Data entries.
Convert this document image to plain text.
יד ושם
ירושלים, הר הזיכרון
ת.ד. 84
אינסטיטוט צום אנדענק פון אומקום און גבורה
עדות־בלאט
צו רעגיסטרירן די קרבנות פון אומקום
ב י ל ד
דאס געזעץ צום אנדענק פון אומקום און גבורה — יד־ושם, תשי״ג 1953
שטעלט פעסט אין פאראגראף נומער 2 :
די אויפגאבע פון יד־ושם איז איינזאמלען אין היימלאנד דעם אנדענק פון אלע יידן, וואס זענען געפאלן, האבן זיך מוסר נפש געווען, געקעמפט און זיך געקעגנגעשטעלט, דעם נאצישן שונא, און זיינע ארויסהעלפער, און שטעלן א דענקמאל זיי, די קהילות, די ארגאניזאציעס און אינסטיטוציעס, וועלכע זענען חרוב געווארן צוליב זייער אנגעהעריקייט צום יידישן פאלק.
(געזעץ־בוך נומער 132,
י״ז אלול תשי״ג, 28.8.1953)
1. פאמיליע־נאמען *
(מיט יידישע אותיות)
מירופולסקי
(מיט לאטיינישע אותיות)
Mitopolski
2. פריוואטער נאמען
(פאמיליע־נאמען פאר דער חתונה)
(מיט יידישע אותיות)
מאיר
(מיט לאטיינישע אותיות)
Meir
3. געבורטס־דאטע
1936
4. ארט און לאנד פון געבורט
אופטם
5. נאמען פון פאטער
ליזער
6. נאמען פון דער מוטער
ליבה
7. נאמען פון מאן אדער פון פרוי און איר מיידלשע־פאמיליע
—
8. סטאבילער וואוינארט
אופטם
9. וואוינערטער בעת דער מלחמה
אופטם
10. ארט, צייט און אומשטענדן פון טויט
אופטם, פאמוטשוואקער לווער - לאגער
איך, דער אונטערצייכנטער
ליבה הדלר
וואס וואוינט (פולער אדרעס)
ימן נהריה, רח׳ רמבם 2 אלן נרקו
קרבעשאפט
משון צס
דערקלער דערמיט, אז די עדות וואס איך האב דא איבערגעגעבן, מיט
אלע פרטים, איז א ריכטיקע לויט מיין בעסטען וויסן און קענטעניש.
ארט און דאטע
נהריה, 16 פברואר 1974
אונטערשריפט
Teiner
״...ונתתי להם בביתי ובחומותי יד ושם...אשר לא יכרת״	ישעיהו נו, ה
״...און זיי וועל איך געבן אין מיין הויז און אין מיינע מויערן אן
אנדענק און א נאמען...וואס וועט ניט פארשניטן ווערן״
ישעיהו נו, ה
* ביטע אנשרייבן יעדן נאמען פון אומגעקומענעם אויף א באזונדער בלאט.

What the exercise asks. Output the records verbatim, from the first line to the last.

Finished exercise.
Convert this document image to plain text.
יד ושם
ירושלים, הר הזיכרון
ת.ד. 84
אינסטיטוט צום אנדענק פון אומקום און גבורה
עדות־בלאט
צו רעגיסטרירן די קרבנות פון אומקום
ב י ל ד
דאס געזעץ צום אנדענק פון אומקום און גבורה — יד־ושם, תשי״ג 1953
שטעלט פעסט אין פאראגראף נומער 2 :
די אויפגאבע פון יד־ושם איז איינזאמלען אין היימלאנד דעם אנדענק פון אלע יידן, וואס זענען געפאלן, האבן זיך מוסר נפש געווען, געקעמפט און זיך געקעגנגעשטעלט, דעם נאצישן שונא, און זיינע ארויסהעלפער, און שטעלן א דענקמאל זיי, די קהילות, די ארגאניזאציעס און אינסטיטוציעס, וועלכע זענען חרוב געווארן צוליב זייער אנגעהעריקייט צום יידישן פאלק.
(געזעץ־בוך נומער 132,
י״ז אלול תשי״ג, 28.8.1953)
1. פאמיליע־נאמען *
(מיט יידישע אותיות)
מירופולסקי
(מיט לאטיינישע אותיות)
Mitopolski
2. פריוואטער נאמען
(פאמיליע־נאמען פאר דער חתונה)
(מיט יידישע אותיות)
מאיר
(מיט לאטיינישע אותיות)
Meir
3. געבורטס־דאטע
1936
4. ארט און לאנד פון געבורט
אופטם
5. נאמען פון פאטער
ליזער
6. נאמען פון דער מוטער
ליבה
7. נאמען פון מאן אדער פון פרוי און איר מיידלשע־פאמיליע
—
8. סטאבילער וואוינארט
אופטם
9. וואוינערטער בעת דער מלחמה
אופטם
10. ארט, צייט און אומשטענדן פון טויט
אופטם, פאמוטשוואקער לווער - לאגער
איך, דער אונטערצייכנטער
ליבה הדלר
וואס וואוינט (פולער אדרעס)
ימן נהריה, רח׳ רמבם 2 אלן נרקו
קרבעשאפט
משון צס
דערקלער דערמיט, אז די עדות וואס איך האב דא איבערגעגעבן, מיט
אלע פרטים, איז א ריכטיקע לויט מיין בעסטען וויסן און קענטעניש.
ארט און דאטע
נהריה, 16 פברואר 1974
אונטערשריפט
Teiner
״...ונתתי להם בביתי ובחומותי יד ושם...אשר לא יכרת״	ישעיהו נו, ה
״...און זיי וועל איך געבן אין מיין הויז און אין מיינע מויערן אן
אנדענק און א נאמען...וואס וועט ניט פארשניטן ווערן״
ישעיהו נו, ה
* ביטע אנשרייבן יעדן נאמען פון אומגעקומענעם אויף א באזונדער בלאט.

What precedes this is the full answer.